▸ **WHAT YOU ARE ASKED TO DO**
List all lines of the data containing the word "Contact".

* Begin SOURCE DATA *

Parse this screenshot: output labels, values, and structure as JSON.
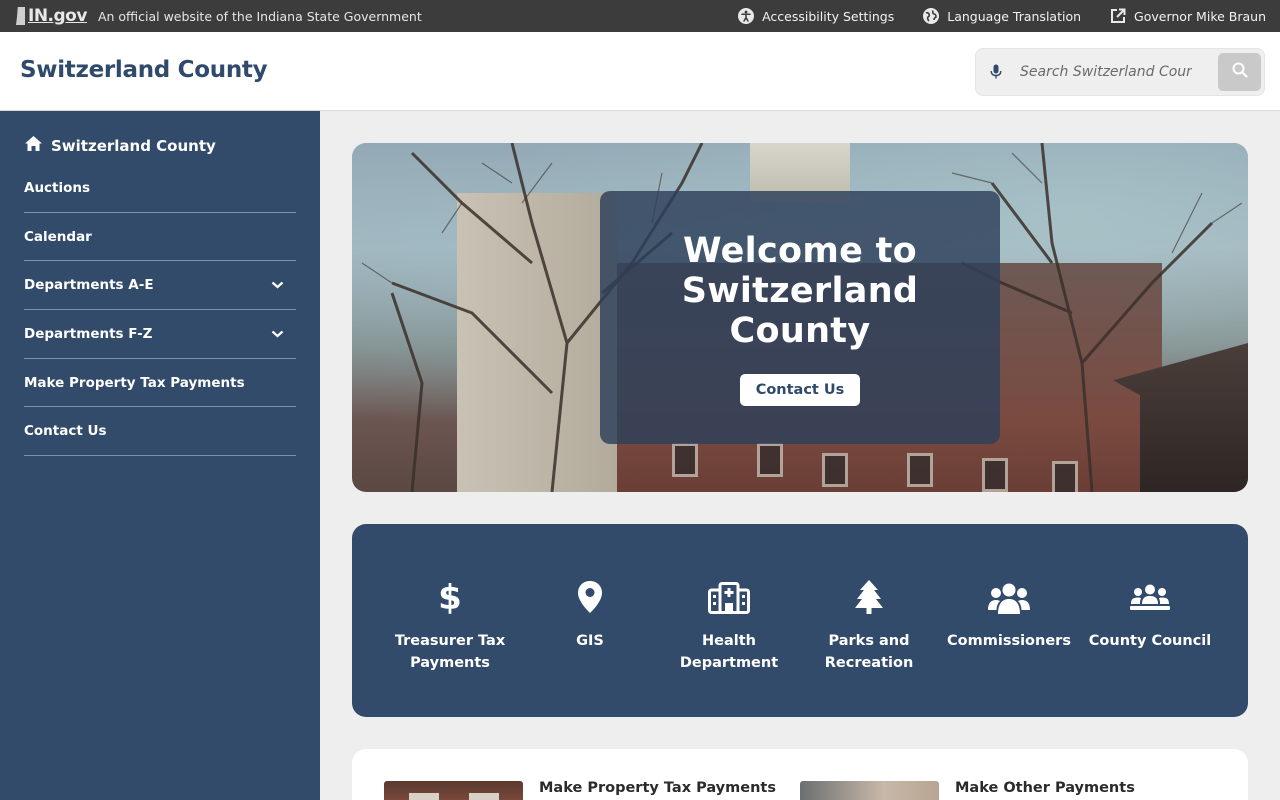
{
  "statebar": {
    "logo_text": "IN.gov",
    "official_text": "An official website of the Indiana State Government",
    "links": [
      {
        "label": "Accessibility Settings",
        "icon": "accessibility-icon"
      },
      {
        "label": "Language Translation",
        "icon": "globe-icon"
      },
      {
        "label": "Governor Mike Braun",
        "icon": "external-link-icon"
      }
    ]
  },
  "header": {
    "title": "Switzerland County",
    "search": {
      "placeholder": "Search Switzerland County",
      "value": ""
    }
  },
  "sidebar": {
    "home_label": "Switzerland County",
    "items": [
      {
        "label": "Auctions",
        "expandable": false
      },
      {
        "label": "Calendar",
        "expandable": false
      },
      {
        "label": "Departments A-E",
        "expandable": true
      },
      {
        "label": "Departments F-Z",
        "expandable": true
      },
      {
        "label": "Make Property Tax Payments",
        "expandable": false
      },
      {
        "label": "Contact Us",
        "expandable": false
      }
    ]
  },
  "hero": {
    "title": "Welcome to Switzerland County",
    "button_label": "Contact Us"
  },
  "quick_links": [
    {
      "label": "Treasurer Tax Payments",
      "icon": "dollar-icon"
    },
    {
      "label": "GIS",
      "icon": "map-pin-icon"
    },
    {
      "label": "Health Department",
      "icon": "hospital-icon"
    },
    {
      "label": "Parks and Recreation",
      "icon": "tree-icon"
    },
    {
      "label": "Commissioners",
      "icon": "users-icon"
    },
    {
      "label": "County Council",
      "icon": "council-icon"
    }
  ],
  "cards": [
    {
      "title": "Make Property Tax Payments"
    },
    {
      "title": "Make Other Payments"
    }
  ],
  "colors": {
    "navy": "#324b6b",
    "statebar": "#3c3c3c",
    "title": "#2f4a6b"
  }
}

* End SOURCE DATA *

▸ **OUTPUT BELOW**
        "label": "Contact Us",
    "button_label": "Contact Us"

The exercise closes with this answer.